● **Required work**
Send back the records in full, character for character.

* BEGIN *

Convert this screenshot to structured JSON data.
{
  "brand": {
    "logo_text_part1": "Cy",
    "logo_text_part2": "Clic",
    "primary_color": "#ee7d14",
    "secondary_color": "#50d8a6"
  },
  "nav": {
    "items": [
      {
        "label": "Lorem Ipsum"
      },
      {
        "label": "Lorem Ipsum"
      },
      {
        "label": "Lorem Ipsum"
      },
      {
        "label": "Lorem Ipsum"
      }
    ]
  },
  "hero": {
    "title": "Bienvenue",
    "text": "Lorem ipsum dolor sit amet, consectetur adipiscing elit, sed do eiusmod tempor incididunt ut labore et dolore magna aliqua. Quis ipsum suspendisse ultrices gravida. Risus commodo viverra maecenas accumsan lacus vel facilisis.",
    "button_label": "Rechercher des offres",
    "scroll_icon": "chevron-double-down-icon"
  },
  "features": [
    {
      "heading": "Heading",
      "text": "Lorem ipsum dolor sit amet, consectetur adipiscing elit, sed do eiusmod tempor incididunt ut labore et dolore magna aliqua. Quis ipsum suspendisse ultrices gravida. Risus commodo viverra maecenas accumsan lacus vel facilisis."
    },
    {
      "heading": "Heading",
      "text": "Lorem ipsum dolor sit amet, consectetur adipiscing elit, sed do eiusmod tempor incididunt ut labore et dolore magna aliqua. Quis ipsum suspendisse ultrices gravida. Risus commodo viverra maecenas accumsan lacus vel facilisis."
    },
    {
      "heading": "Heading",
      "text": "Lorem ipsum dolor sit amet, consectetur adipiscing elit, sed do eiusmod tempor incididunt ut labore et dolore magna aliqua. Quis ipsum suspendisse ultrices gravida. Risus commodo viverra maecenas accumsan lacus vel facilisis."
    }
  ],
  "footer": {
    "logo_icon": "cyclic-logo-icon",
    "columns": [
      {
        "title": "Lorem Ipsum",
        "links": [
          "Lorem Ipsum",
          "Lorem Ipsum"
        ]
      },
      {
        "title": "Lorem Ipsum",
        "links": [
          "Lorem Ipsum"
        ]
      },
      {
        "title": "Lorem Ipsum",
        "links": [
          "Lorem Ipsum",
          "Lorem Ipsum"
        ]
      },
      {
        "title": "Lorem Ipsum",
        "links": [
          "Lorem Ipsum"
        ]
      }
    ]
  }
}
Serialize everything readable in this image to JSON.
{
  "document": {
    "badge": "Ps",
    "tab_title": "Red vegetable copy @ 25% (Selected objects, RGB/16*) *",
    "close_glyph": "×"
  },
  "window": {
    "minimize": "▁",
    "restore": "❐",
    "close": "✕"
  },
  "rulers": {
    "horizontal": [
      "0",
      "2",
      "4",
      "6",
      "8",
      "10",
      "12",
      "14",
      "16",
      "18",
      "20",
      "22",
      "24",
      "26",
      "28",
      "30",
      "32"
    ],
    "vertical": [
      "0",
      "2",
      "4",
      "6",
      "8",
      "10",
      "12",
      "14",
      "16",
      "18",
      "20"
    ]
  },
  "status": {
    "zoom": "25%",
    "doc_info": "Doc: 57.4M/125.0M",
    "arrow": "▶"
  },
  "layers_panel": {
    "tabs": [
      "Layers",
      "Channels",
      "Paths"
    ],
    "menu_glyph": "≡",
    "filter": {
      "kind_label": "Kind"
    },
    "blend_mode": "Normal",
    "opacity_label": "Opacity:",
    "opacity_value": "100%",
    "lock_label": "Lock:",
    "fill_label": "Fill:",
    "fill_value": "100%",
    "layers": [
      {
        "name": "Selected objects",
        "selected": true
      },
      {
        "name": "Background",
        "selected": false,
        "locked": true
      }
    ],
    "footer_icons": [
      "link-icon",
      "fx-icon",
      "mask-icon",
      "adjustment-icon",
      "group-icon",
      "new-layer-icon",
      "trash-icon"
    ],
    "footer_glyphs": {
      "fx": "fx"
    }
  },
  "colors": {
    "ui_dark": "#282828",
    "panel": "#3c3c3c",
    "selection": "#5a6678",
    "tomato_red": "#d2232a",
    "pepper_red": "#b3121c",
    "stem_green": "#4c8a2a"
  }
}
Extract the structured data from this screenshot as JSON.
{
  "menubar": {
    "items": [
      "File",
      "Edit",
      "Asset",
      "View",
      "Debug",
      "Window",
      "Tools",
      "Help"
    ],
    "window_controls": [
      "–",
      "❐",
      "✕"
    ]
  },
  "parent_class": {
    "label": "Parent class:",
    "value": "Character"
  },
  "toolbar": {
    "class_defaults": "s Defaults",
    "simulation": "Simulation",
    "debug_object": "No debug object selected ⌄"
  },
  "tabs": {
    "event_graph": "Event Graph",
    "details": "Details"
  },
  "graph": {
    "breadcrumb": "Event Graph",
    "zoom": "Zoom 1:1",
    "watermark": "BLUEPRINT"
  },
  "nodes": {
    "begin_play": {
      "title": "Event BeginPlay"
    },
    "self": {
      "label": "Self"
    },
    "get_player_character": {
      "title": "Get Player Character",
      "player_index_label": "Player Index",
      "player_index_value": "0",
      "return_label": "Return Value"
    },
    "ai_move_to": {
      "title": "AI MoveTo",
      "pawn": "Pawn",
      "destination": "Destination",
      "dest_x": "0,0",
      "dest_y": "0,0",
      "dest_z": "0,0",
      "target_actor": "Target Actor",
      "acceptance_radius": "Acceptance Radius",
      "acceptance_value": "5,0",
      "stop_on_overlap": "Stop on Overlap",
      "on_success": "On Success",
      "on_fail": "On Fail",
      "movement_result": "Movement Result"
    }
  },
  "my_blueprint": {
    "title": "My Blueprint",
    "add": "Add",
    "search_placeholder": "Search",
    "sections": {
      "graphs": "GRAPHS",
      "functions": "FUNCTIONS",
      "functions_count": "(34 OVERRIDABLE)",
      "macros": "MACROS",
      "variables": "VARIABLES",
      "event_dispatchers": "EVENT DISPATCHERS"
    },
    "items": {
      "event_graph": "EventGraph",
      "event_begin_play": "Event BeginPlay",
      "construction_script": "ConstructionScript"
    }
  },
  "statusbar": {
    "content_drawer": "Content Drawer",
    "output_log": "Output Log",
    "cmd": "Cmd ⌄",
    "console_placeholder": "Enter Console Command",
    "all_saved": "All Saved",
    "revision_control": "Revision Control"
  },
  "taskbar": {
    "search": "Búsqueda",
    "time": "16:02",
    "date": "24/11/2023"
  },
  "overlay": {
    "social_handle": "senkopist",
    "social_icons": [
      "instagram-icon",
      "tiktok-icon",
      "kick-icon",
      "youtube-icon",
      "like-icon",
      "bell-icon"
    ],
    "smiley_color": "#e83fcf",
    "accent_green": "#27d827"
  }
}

* END *

● **Response**
Convert this screenshot to structured JSON data.
{
  "brand": {
    "logo_text_part1": "Cy",
    "logo_text_part2": "Clic",
    "primary_color": "#ee7d14",
    "secondary_color": "#50d8a6"
  },
  "nav": {
    "items": [
      {
        "label": "Lorem Ipsum"
      },
      {
        "label": "Lorem Ipsum"
      },
      {
        "label": "Lorem Ipsum"
      },
      {
        "label": "Lorem Ipsum"
      }
    ]
  },
  "hero": {
    "title": "Bienvenue",
    "text": "Lorem ipsum dolor sit amet, consectetur adipiscing elit, sed do eiusmod tempor incididunt ut labore et dolore magna aliqua. Quis ipsum suspendisse ultrices gravida. Risus commodo viverra maecenas accumsan lacus vel facilisis.",
    "button_label": "Rechercher des offres",
    "scroll_icon": "chevron-double-down-icon"
  },
  "features": [
    {
      "heading": "Heading",
      "text": "Lorem ipsum dolor sit amet, consectetur adipiscing elit, sed do eiusmod tempor incididunt ut labore et dolore magna aliqua. Quis ipsum suspendisse ultrices gravida. Risus commodo viverra maecenas accumsan lacus vel facilisis."
    },
    {
      "heading": "Heading",
      "text": "Lorem ipsum dolor sit amet, consectetur adipiscing elit, sed do eiusmod tempor incididunt ut labore et dolore magna aliqua. Quis ipsum suspendisse ultrices gravida. Risus commodo viverra maecenas accumsan lacus vel facilisis."
    },
    {
      "heading": "Heading",
      "text": "Lorem ipsum dolor sit amet, consectetur adipiscing elit, sed do eiusmod tempor incididunt ut labore et dolore magna aliqua. Quis ipsum suspendisse ultrices gravida. Risus commodo viverra maecenas accumsan lacus vel facilisis."
    }
  ],
  "footer": {
    "logo_icon": "cyclic-logo-icon",
    "columns": [
      {
        "title": "Lorem Ipsum",
        "links": [
          "Lorem Ipsum",
          "Lorem Ipsum"
        ]
      },
      {
        "title": "Lorem Ipsum",
        "links": [
          "Lorem Ipsum"
        ]
      },
      {
        "title": "Lorem Ipsum",
        "links": [
          "Lorem Ipsum",
          "Lorem Ipsum"
        ]
      },
      {
        "title": "Lorem Ipsum",
        "links": [
          "Lorem Ipsum"
        ]
      }
    ]
  }
}
Serialize everything readable in this image to JSON.
{
  "document": {
    "badge": "Ps",
    "tab_title": "Red vegetable copy @ 25% (Selected objects, RGB/16*) *",
    "close_glyph": "×"
  },
  "window": {
    "minimize": "▁",
    "restore": "❐",
    "close": "✕"
  },
  "rulers": {
    "horizontal": [
      "0",
      "2",
      "4",
      "6",
      "8",
      "10",
      "12",
      "14",
      "16",
      "18",
      "20",
      "22",
      "24",
      "26",
      "28",
      "30",
      "32"
    ],
    "vertical": [
      "0",
      "2",
      "4",
      "6",
      "8",
      "10",
      "12",
      "14",
      "16",
      "18",
      "20"
    ]
  },
  "status": {
    "zoom": "25%",
    "doc_info": "Doc: 57.4M/125.0M",
    "arrow": "▶"
  },
  "layers_panel": {
    "tabs": [
      "Layers",
      "Channels",
      "Paths"
    ],
    "menu_glyph": "≡",
    "filter": {
      "kind_label": "Kind"
    },
    "blend_mode": "Normal",
    "opacity_label": "Opacity:",
    "opacity_value": "100%",
    "lock_label": "Lock:",
    "fill_label": "Fill:",
    "fill_value": "100%",
    "layers": [
      {
        "name": "Selected objects",
        "selected": true
      },
      {
        "name": "Background",
        "selected": false,
        "locked": true
      }
    ],
    "footer_icons": [
      "link-icon",
      "fx-icon",
      "mask-icon",
      "adjustment-icon",
      "group-icon",
      "new-layer-icon",
      "trash-icon"
    ],
    "footer_glyphs": {
      "fx": "fx"
    }
  },
  "colors": {
    "ui_dark": "#282828",
    "panel": "#3c3c3c",
    "selection": "#5a6678",
    "tomato_red": "#d2232a",
    "pepper_red": "#b3121c",
    "stem_green": "#4c8a2a"
  }
}
Extract the structured data from this screenshot as JSON.
{
  "menubar": {
    "items": [
      "File",
      "Edit",
      "Asset",
      "View",
      "Debug",
      "Window",
      "Tools",
      "Help"
    ],
    "window_controls": [
      "–",
      "❐",
      "✕"
    ]
  },
  "parent_class": {
    "label": "Parent class:",
    "value": "Character"
  },
  "toolbar": {
    "class_defaults": "s Defaults",
    "simulation": "Simulation",
    "debug_object": "No debug object selected ⌄"
  },
  "tabs": {
    "event_graph": "Event Graph",
    "details": "Details"
  },
  "graph": {
    "breadcrumb": "Event Graph",
    "zoom": "Zoom 1:1",
    "watermark": "BLUEPRINT"
  },
  "nodes": {
    "begin_play": {
      "title": "Event BeginPlay"
    },
    "self": {
      "label": "Self"
    },
    "get_player_character": {
      "title": "Get Player Character",
      "player_index_label": "Player Index",
      "player_index_value": "0",
      "return_label": "Return Value"
    },
    "ai_move_to": {
      "title": "AI MoveTo",
      "pawn": "Pawn",
      "destination": "Destination",
      "dest_x": "0,0",
      "dest_y": "0,0",
      "dest_z": "0,0",
      "target_actor": "Target Actor",
      "acceptance_radius": "Acceptance Radius",
      "acceptance_value": "5,0",
      "stop_on_overlap": "Stop on Overlap",
      "on_success": "On Success",
      "on_fail": "On Fail",
      "movement_result": "Movement Result"
    }
  },
  "my_blueprint": {
    "title": "My Blueprint",
    "add": "Add",
    "search_placeholder": "Search",
    "sections": {
      "graphs": "GRAPHS",
      "functions": "FUNCTIONS",
      "functions_count": "(34 OVERRIDABLE)",
      "macros": "MACROS",
      "variables": "VARIABLES",
      "event_dispatchers": "EVENT DISPATCHERS"
    },
    "items": {
      "event_graph": "EventGraph",
      "event_begin_play": "Event BeginPlay",
      "construction_script": "ConstructionScript"
    }
  },
  "statusbar": {
    "content_drawer": "Content Drawer",
    "output_log": "Output Log",
    "cmd": "Cmd ⌄",
    "console_placeholder": "Enter Console Command",
    "all_saved": "All Saved",
    "revision_control": "Revision Control"
  },
  "taskbar": {
    "search": "Búsqueda",
    "time": "16:02",
    "date": "24/11/2023"
  },
  "overlay": {
    "social_handle": "senkopist",
    "social_icons": [
      "instagram-icon",
      "tiktok-icon",
      "kick-icon",
      "youtube-icon",
      "like-icon",
      "bell-icon"
    ],
    "smiley_color": "#e83fcf",
    "accent_green": "#27d827"
  }
}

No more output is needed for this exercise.